____ Given data
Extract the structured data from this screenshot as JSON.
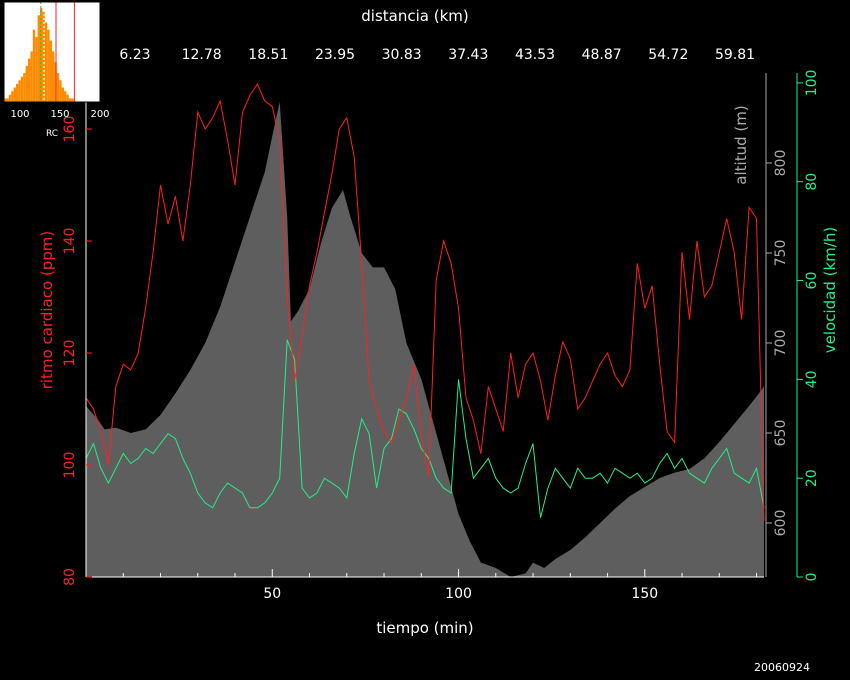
{
  "chart_data": [
    {
      "type": "line",
      "title": "",
      "top_axis_label": "distancia (km)",
      "top_tick_labels": [
        "6.23",
        "12.78",
        "18.51",
        "23.95",
        "30.83",
        "37.43",
        "43.53",
        "48.87",
        "54.72",
        "59.81"
      ],
      "xlabel": "tiempo (min)",
      "xlim": [
        0,
        182
      ],
      "x_tick_labels": [
        "50",
        "100",
        "150"
      ],
      "x_ticks": [
        50,
        100,
        150
      ],
      "left_axis": {
        "label": "ritmo cardiaco (ppm)",
        "range": [
          80,
          170
        ],
        "ticks": [
          80,
          100,
          120,
          140,
          160
        ],
        "color": "#ff2020"
      },
      "alt_axis": {
        "label": "altitud (m)",
        "range": [
          570,
          850
        ],
        "ticks": [
          600,
          650,
          700,
          750,
          800
        ],
        "color": "#aaaaaa"
      },
      "speed_axis": {
        "label": "velocidad (km/h)",
        "range": [
          0,
          102
        ],
        "ticks": [
          0,
          20,
          40,
          60,
          80,
          100
        ],
        "color": "#22ee88"
      },
      "series": [
        {
          "name": "altitud",
          "type": "area",
          "color": "#5e5e5e",
          "x": [
            0,
            3,
            5,
            8,
            12,
            16,
            20,
            24,
            28,
            32,
            36,
            40,
            44,
            48,
            50,
            52,
            54,
            55,
            57,
            60,
            63,
            66,
            69,
            71,
            74,
            77,
            80,
            83,
            86,
            88,
            90,
            92,
            94,
            96,
            98,
            100,
            103,
            106,
            110,
            114,
            118,
            120,
            123,
            126,
            130,
            134,
            138,
            142,
            146,
            150,
            154,
            158,
            162,
            166,
            170,
            174,
            178,
            181,
            182
          ],
          "y": [
            665,
            658,
            652,
            653,
            650,
            652,
            660,
            672,
            685,
            700,
            720,
            745,
            770,
            795,
            815,
            834,
            770,
            712,
            718,
            730,
            755,
            775,
            785,
            770,
            750,
            742,
            742,
            730,
            700,
            690,
            680,
            665,
            650,
            635,
            620,
            605,
            590,
            578,
            575,
            570,
            572,
            578,
            575,
            580,
            585,
            592,
            600,
            608,
            615,
            620,
            625,
            628,
            630,
            636,
            645,
            655,
            665,
            673,
            676
          ]
        },
        {
          "name": "ritmo cardiaco",
          "type": "line",
          "color": "#ff2020",
          "x": [
            0,
            2,
            4,
            6,
            8,
            10,
            12,
            14,
            16,
            18,
            20,
            22,
            24,
            26,
            28,
            30,
            32,
            34,
            36,
            38,
            40,
            42,
            44,
            46,
            48,
            50,
            52,
            54,
            56,
            58,
            60,
            62,
            64,
            66,
            68,
            70,
            72,
            74,
            76,
            78,
            80,
            82,
            84,
            86,
            88,
            90,
            92,
            94,
            96,
            98,
            100,
            102,
            104,
            106,
            108,
            110,
            112,
            114,
            116,
            118,
            120,
            122,
            124,
            126,
            128,
            130,
            132,
            134,
            136,
            138,
            140,
            142,
            144,
            146,
            148,
            150,
            152,
            154,
            156,
            158,
            160,
            162,
            164,
            166,
            168,
            170,
            172,
            174,
            176,
            178,
            180,
            182
          ],
          "y": [
            112,
            110,
            106,
            100,
            114,
            118,
            117,
            120,
            128,
            138,
            150,
            143,
            148,
            140,
            150,
            163,
            160,
            162,
            165,
            158,
            150,
            163,
            166,
            168,
            165,
            164,
            158,
            130,
            115,
            123,
            132,
            138,
            145,
            152,
            160,
            162,
            155,
            136,
            115,
            110,
            106,
            104,
            108,
            112,
            118,
            105,
            98,
            133,
            140,
            136,
            128,
            112,
            108,
            102,
            114,
            110,
            106,
            120,
            112,
            118,
            120,
            115,
            108,
            116,
            122,
            119,
            110,
            112,
            115,
            118,
            120,
            116,
            114,
            117,
            136,
            128,
            132,
            118,
            106,
            104,
            138,
            126,
            140,
            130,
            132,
            138,
            144,
            138,
            126,
            146,
            144,
            90
          ]
        },
        {
          "name": "velocidad",
          "type": "line",
          "color": "#22ee88",
          "x": [
            0,
            2,
            4,
            6,
            8,
            10,
            12,
            14,
            16,
            18,
            20,
            22,
            24,
            26,
            28,
            30,
            32,
            34,
            36,
            38,
            40,
            42,
            44,
            46,
            48,
            50,
            52,
            54,
            56,
            58,
            60,
            62,
            64,
            66,
            68,
            70,
            72,
            74,
            76,
            78,
            80,
            82,
            84,
            86,
            88,
            90,
            92,
            94,
            96,
            98,
            100,
            102,
            104,
            106,
            108,
            110,
            112,
            114,
            116,
            118,
            120,
            122,
            124,
            126,
            128,
            130,
            132,
            134,
            136,
            138,
            140,
            142,
            144,
            146,
            148,
            150,
            152,
            154,
            156,
            158,
            160,
            162,
            164,
            166,
            168,
            170,
            172,
            174,
            176,
            178,
            180,
            182
          ],
          "y": [
            24,
            27,
            22,
            19,
            22,
            25,
            23,
            24,
            26,
            25,
            27,
            29,
            28,
            24,
            21,
            17,
            15,
            14,
            17,
            19,
            18,
            17,
            14,
            14,
            15,
            17,
            20,
            48,
            44,
            18,
            16,
            17,
            20,
            19,
            18,
            16,
            25,
            32,
            29,
            18,
            26,
            28,
            34,
            33,
            30,
            26,
            24,
            20,
            18,
            17,
            40,
            28,
            20,
            22,
            24,
            20,
            18,
            17,
            18,
            23,
            27,
            12,
            18,
            22,
            20,
            18,
            22,
            20,
            20,
            21,
            19,
            22,
            21,
            20,
            21,
            19,
            20,
            23,
            25,
            22,
            24,
            21,
            20,
            19,
            22,
            24,
            26,
            21,
            20,
            19,
            22,
            14
          ]
        }
      ]
    },
    {
      "type": "bar",
      "title": "",
      "xlabel": "RC",
      "x_tick_labels": [
        "100",
        "150",
        "200"
      ],
      "xlim": [
        80,
        200
      ],
      "bin_start": 80,
      "bin_width": 3,
      "values": [
        1,
        1,
        2,
        3,
        4,
        5,
        6,
        7,
        8,
        10,
        12,
        14,
        20,
        18,
        24,
        26,
        25,
        22,
        20,
        17,
        14,
        11,
        8,
        6,
        4,
        3,
        2,
        1,
        1,
        0,
        0,
        0,
        0,
        0,
        0,
        0,
        0,
        0,
        0,
        0
      ],
      "bar_color": "#ff8c00",
      "markers": [
        {
          "x": 126,
          "color": "#00cc66",
          "style": "dashed"
        },
        {
          "x": 130,
          "color": "#ffffff",
          "style": "dashed"
        },
        {
          "x": 145,
          "color": "#ff2020",
          "style": "solid"
        },
        {
          "x": 168,
          "color": "#ff2020",
          "style": "solid"
        }
      ]
    }
  ],
  "footer": {
    "date": "20060924"
  }
}
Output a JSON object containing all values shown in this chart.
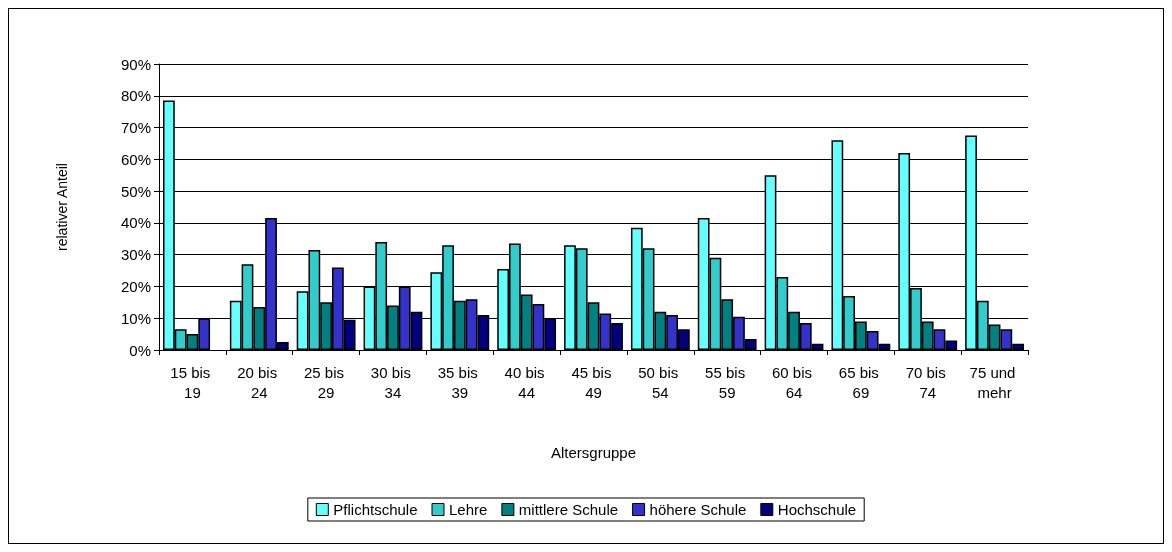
________
> **Written exercise**
Of the lines in the material, how many contain the word "cardiaco"? Reply with the number and nothing else.

> **Output for this exercise**
2